RECORDS SHOWN:
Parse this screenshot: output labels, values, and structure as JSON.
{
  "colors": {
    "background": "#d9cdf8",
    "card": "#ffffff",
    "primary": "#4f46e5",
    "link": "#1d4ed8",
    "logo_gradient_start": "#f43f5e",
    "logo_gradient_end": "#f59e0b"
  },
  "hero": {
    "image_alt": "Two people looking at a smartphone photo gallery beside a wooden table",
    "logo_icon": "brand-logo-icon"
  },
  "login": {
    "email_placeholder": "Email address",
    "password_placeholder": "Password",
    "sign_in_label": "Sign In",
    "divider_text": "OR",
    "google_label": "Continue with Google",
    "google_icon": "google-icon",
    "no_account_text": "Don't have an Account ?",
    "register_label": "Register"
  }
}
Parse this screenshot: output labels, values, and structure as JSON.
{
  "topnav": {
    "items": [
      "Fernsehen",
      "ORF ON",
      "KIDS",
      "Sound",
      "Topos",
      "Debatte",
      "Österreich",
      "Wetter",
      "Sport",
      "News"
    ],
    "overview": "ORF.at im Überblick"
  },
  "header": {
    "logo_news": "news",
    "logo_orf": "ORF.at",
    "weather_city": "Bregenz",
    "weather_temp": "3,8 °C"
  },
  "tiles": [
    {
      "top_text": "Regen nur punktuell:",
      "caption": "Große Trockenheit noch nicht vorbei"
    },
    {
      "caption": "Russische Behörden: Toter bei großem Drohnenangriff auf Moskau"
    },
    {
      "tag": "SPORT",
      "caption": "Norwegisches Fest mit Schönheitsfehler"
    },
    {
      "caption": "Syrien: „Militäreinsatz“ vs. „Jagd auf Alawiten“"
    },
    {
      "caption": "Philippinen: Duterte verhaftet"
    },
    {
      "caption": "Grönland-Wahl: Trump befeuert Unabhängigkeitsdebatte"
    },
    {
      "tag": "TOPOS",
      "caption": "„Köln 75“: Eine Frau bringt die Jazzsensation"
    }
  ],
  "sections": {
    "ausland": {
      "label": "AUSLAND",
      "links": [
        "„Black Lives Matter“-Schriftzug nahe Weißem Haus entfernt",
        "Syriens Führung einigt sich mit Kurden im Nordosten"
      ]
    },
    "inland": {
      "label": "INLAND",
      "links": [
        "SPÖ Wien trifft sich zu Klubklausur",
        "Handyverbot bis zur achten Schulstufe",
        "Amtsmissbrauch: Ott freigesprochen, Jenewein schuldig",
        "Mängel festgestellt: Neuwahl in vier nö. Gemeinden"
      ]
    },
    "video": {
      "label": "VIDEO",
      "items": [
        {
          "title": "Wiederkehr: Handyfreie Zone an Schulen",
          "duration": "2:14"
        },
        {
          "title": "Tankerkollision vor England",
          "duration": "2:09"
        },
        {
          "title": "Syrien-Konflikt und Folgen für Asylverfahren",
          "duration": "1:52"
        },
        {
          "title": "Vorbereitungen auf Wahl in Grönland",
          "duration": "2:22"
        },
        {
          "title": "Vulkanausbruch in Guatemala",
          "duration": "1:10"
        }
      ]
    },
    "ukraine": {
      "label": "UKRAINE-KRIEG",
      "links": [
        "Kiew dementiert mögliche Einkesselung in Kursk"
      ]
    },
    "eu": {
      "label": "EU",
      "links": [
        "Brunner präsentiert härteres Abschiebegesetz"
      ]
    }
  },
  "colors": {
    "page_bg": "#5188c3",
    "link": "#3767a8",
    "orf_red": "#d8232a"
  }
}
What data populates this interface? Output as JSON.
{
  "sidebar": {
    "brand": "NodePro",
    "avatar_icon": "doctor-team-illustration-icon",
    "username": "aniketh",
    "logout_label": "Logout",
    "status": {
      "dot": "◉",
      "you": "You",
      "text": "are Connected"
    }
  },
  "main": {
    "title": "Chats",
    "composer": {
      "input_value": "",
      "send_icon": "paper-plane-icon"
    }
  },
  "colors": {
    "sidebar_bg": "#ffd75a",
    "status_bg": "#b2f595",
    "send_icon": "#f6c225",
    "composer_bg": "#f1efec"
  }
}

TASK: Pick out the lines containing the string "duration" and show them.

RESPONSE:
          "duration": "2:14"
          "duration": "2:09"
          "duration": "1:52"
          "duration": "2:22"
          "duration": "1:10"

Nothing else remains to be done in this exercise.